> _Request_: Select all lines with the string "temperature" in them, and copy those lines.

Stored records

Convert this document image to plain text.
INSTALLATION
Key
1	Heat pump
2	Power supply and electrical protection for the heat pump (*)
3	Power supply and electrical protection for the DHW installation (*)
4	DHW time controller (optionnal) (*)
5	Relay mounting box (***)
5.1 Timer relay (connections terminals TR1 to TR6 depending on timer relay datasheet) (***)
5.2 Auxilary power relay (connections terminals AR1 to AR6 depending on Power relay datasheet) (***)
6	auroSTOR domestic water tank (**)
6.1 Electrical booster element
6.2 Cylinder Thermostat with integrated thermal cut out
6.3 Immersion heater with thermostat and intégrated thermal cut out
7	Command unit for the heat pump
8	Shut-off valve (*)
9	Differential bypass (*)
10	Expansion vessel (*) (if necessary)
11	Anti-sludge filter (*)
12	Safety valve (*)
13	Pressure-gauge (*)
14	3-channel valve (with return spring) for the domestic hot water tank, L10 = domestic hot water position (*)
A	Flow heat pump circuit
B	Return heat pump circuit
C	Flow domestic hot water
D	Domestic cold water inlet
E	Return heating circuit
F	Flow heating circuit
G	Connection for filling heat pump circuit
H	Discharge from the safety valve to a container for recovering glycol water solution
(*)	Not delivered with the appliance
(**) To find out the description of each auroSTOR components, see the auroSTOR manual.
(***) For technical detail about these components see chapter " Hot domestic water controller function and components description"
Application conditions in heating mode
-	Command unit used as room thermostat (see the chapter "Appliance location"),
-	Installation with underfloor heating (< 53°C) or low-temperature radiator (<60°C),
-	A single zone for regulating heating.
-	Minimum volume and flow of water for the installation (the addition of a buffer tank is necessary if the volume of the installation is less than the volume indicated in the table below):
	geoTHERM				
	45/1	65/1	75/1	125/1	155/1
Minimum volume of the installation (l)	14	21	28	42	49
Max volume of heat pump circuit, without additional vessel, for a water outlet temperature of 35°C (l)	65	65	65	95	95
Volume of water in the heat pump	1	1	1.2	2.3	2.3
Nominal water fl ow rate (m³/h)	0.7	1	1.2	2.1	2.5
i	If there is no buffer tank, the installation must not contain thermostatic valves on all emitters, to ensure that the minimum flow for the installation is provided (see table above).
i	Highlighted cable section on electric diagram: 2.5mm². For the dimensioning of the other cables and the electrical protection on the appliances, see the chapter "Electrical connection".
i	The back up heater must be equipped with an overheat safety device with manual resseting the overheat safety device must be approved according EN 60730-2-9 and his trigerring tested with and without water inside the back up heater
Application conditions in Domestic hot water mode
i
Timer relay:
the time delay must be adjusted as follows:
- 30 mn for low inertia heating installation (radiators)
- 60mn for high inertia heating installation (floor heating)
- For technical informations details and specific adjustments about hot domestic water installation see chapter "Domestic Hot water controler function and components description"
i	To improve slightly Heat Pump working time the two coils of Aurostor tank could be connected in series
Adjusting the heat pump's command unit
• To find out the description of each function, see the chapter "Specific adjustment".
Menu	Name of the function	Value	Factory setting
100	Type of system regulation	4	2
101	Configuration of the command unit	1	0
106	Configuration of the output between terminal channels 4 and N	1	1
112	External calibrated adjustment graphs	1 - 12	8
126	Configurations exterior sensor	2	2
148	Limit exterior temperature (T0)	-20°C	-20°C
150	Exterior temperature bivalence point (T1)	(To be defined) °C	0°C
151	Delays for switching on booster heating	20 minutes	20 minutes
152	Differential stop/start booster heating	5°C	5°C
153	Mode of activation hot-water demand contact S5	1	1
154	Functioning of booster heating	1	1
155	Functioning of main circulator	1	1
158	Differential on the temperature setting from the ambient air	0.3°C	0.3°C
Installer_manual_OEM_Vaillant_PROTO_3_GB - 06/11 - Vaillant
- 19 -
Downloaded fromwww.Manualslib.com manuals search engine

--

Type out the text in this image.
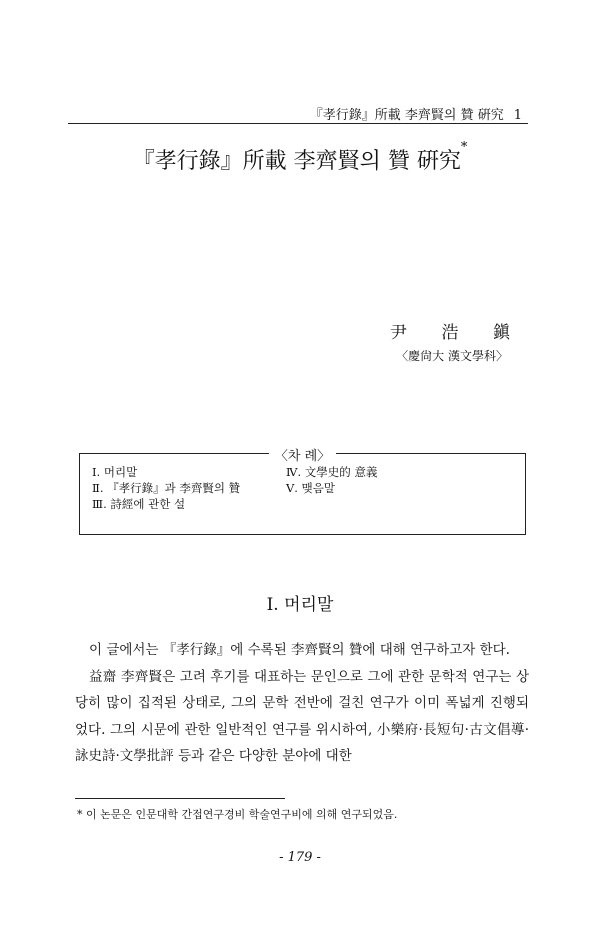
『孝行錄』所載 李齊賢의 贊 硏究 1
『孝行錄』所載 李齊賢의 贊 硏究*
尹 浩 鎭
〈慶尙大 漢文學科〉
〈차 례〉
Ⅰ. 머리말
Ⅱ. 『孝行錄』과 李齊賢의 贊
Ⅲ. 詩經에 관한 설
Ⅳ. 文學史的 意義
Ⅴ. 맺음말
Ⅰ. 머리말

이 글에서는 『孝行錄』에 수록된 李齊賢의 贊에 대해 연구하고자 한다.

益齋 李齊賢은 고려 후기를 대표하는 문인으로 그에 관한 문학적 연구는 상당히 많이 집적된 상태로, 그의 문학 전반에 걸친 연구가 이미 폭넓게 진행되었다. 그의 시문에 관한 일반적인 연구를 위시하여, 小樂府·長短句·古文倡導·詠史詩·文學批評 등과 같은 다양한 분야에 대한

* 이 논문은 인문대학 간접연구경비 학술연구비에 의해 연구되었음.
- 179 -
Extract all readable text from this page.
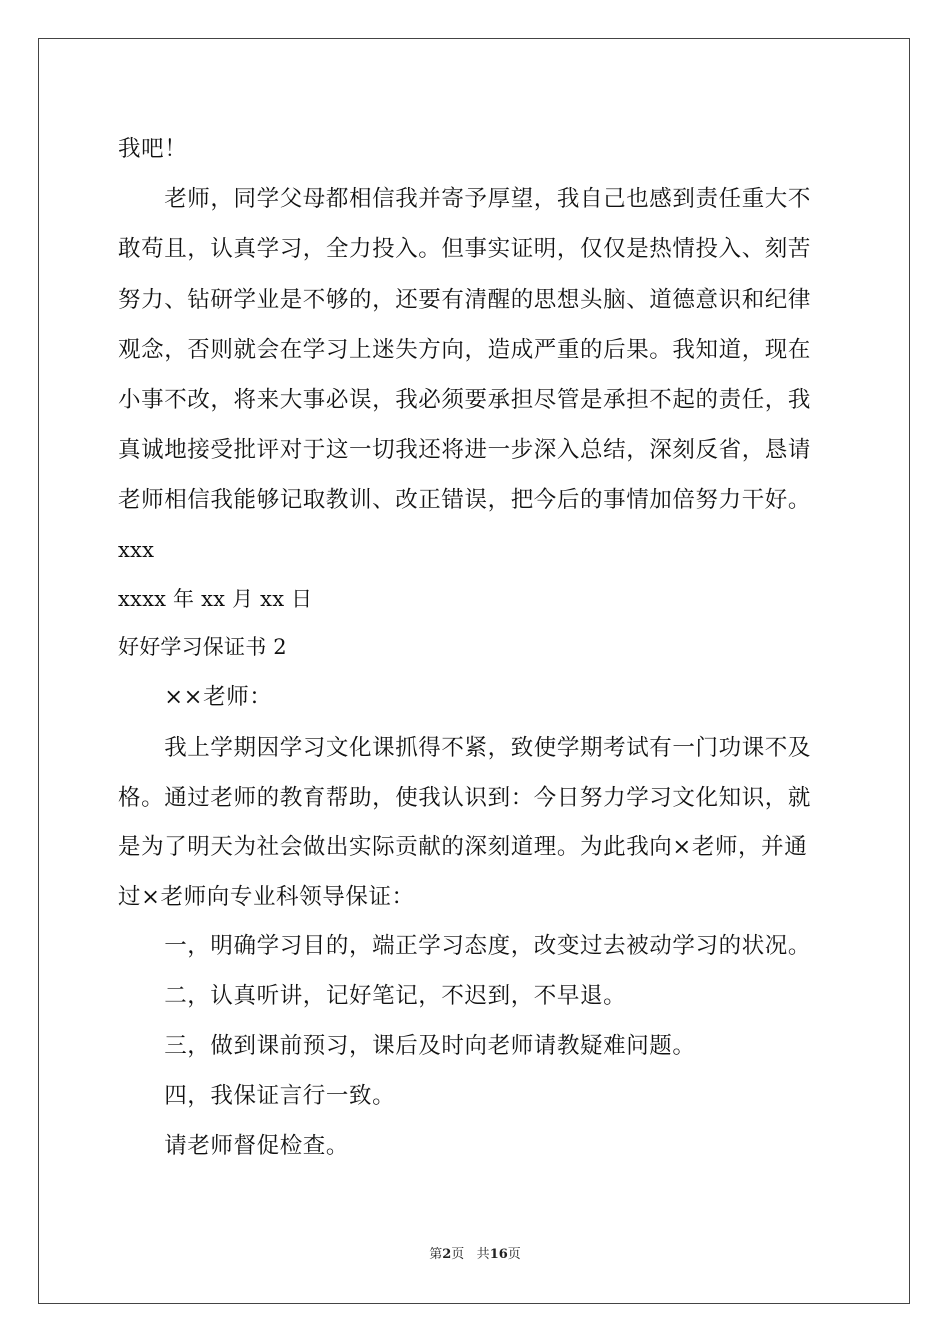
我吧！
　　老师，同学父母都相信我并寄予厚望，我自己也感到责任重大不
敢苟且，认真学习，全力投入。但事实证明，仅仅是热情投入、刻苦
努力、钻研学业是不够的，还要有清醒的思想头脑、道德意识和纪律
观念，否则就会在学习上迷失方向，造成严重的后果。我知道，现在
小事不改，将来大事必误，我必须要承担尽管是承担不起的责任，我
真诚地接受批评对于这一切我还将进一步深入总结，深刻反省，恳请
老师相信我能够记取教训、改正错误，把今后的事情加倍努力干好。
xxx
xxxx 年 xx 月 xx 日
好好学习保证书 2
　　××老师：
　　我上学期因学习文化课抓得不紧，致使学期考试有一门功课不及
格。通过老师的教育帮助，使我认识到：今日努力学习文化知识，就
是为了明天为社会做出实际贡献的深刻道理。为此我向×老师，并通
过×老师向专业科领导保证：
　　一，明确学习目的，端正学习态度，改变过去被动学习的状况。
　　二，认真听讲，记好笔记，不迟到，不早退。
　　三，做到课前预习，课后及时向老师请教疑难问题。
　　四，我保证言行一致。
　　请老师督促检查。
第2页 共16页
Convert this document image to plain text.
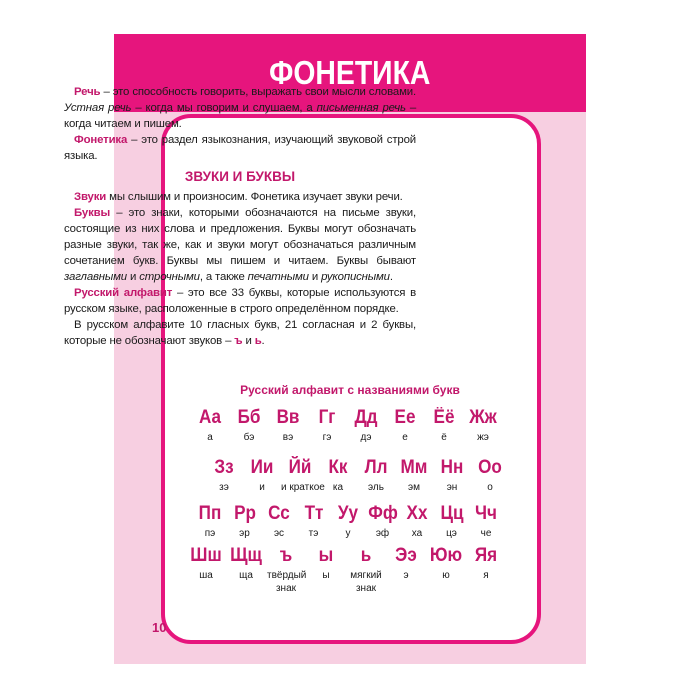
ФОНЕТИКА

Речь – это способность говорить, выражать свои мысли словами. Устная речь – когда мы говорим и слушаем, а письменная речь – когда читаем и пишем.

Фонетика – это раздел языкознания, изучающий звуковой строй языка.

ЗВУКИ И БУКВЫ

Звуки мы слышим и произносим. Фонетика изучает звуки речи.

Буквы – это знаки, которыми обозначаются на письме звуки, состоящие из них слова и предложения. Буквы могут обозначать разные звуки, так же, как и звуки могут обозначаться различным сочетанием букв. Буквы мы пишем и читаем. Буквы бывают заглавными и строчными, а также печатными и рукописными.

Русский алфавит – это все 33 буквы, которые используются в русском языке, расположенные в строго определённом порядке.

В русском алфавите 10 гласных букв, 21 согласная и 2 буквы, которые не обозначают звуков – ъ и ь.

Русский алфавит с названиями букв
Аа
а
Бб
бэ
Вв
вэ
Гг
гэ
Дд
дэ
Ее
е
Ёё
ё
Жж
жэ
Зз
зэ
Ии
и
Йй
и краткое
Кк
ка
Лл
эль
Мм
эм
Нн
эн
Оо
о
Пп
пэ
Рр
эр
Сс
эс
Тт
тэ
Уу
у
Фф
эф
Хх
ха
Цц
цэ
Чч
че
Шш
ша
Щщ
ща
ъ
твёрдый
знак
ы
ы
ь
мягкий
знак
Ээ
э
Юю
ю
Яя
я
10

> _Written response_:
-	Installation with underfloor heating (< 53°C) or low-temperature radiator (<60°C),
Max volume of heat pump circuit, without additional vessel, for a water outlet temperature of 35°C (l)	65	65	65	95	95
148	Limit exterior temperature (T0)	-20°C	-20°C
150	Exterior temperature bivalence point (T1)	(To be defined) °C	0°C
158	Differential on the temperature setting from the ambient air	0.3°C	0.3°C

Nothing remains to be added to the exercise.